__Extracted entries__:
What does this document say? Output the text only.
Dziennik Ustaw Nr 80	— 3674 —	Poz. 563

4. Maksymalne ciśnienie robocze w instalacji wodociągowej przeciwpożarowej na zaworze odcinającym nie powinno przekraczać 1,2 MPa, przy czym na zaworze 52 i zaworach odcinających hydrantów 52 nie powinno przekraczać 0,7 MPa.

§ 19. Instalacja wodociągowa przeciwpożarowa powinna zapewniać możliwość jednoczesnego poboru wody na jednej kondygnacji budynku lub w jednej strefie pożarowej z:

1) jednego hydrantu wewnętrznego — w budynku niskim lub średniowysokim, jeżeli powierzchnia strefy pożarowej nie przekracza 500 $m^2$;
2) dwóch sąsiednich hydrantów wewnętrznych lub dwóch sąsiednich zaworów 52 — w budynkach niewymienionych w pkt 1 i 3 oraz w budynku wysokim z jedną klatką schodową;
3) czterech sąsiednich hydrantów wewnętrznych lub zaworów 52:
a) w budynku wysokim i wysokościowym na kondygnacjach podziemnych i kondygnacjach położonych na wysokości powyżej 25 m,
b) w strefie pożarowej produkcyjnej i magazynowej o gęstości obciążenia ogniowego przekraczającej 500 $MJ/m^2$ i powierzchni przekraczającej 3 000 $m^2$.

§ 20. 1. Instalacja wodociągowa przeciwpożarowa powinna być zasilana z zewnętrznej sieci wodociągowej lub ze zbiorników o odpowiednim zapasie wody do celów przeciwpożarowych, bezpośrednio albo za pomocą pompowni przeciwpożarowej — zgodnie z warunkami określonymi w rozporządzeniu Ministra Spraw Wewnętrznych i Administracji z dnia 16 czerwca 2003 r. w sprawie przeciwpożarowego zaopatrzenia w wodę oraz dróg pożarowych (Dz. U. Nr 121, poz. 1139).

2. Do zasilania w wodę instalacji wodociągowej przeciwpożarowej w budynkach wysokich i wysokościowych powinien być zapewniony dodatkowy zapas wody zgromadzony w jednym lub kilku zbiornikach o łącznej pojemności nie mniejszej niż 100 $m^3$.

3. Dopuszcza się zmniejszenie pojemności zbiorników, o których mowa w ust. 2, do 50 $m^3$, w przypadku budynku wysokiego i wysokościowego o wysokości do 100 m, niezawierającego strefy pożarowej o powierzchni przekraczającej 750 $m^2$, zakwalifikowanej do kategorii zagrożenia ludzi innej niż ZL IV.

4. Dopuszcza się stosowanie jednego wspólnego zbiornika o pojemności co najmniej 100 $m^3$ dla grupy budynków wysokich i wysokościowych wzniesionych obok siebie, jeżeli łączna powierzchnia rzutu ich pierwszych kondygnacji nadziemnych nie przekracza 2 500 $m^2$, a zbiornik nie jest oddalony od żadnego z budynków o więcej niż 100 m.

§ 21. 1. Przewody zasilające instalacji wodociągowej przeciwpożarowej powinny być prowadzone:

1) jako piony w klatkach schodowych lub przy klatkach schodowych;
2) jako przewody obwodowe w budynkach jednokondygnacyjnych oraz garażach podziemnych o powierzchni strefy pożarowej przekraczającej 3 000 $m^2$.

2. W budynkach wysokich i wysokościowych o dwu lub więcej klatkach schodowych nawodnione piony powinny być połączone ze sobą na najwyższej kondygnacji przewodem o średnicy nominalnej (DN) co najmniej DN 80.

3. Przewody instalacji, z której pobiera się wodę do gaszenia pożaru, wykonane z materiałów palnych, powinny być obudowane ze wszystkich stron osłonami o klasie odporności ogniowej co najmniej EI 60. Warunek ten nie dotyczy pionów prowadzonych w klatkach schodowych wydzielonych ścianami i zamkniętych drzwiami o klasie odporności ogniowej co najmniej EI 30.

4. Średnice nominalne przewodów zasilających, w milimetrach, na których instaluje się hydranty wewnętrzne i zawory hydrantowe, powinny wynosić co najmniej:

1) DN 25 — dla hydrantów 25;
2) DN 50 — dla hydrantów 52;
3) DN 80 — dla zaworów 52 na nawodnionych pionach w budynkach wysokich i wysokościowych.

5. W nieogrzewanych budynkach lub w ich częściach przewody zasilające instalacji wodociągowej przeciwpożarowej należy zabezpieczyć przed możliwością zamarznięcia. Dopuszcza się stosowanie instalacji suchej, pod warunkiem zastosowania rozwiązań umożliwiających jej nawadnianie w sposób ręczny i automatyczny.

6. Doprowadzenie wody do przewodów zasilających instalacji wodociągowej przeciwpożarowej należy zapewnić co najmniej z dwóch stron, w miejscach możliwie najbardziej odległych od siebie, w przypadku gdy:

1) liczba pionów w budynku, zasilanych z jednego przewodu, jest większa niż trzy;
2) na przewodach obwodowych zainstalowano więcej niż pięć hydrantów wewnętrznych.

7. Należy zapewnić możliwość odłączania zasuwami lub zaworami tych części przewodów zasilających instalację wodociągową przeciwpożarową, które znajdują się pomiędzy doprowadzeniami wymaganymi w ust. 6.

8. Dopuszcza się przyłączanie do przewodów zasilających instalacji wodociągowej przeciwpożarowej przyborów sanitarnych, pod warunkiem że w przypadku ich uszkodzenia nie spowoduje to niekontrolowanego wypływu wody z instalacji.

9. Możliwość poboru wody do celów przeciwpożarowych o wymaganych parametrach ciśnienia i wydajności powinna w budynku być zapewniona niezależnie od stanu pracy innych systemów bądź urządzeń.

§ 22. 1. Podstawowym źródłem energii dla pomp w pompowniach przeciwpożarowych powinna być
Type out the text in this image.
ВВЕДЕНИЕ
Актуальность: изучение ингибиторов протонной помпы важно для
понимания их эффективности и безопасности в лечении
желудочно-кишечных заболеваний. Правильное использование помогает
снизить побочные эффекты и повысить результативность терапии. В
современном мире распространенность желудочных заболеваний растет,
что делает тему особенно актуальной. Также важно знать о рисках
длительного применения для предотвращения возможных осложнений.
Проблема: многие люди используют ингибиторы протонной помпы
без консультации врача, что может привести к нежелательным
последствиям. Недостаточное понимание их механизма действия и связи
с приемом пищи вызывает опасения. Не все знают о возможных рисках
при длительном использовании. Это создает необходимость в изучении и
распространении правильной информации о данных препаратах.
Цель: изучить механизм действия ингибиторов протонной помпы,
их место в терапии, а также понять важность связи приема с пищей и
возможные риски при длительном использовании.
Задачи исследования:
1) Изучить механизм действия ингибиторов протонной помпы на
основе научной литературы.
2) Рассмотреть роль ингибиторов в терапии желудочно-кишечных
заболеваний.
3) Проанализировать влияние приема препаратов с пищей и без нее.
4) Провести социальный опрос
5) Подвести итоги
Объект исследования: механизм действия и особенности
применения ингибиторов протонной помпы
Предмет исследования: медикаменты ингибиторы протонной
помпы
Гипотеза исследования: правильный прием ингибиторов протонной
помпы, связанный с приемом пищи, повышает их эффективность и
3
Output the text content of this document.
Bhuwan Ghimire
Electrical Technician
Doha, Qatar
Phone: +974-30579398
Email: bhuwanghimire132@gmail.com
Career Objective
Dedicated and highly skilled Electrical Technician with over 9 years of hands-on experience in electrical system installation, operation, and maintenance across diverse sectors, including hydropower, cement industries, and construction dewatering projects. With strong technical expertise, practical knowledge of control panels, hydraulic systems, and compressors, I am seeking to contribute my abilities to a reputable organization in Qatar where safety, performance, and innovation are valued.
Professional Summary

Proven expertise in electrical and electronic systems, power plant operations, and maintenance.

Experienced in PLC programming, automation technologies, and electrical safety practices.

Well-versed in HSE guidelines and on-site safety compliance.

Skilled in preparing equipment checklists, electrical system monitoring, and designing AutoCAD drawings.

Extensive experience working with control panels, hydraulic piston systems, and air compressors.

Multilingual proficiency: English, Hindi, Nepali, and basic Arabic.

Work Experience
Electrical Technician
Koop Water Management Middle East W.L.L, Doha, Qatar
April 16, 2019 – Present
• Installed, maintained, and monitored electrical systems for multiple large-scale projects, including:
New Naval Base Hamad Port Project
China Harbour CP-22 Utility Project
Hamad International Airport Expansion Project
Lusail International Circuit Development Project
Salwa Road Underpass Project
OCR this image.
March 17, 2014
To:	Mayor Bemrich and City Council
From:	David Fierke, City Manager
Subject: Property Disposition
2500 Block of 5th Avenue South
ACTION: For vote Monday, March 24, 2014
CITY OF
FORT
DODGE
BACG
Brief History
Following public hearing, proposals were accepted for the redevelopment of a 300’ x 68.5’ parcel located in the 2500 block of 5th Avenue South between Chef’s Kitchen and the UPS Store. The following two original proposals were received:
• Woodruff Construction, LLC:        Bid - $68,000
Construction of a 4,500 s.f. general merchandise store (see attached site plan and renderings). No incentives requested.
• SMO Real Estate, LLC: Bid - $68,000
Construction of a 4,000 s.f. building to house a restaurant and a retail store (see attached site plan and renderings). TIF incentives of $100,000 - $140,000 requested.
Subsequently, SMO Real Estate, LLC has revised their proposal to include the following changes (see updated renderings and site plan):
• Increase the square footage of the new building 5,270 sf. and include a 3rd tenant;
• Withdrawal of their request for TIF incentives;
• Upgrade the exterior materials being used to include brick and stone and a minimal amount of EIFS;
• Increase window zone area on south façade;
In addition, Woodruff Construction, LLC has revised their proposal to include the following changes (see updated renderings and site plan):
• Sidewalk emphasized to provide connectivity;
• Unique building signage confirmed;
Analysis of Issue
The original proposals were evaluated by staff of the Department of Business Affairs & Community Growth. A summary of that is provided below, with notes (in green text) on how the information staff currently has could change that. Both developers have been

__Instructions for the task__:
Go through the material line by line. Show each line that contains the string "International".

__The response__:
Hamad International Airport Expansion Project
Lusail International Circuit Development Project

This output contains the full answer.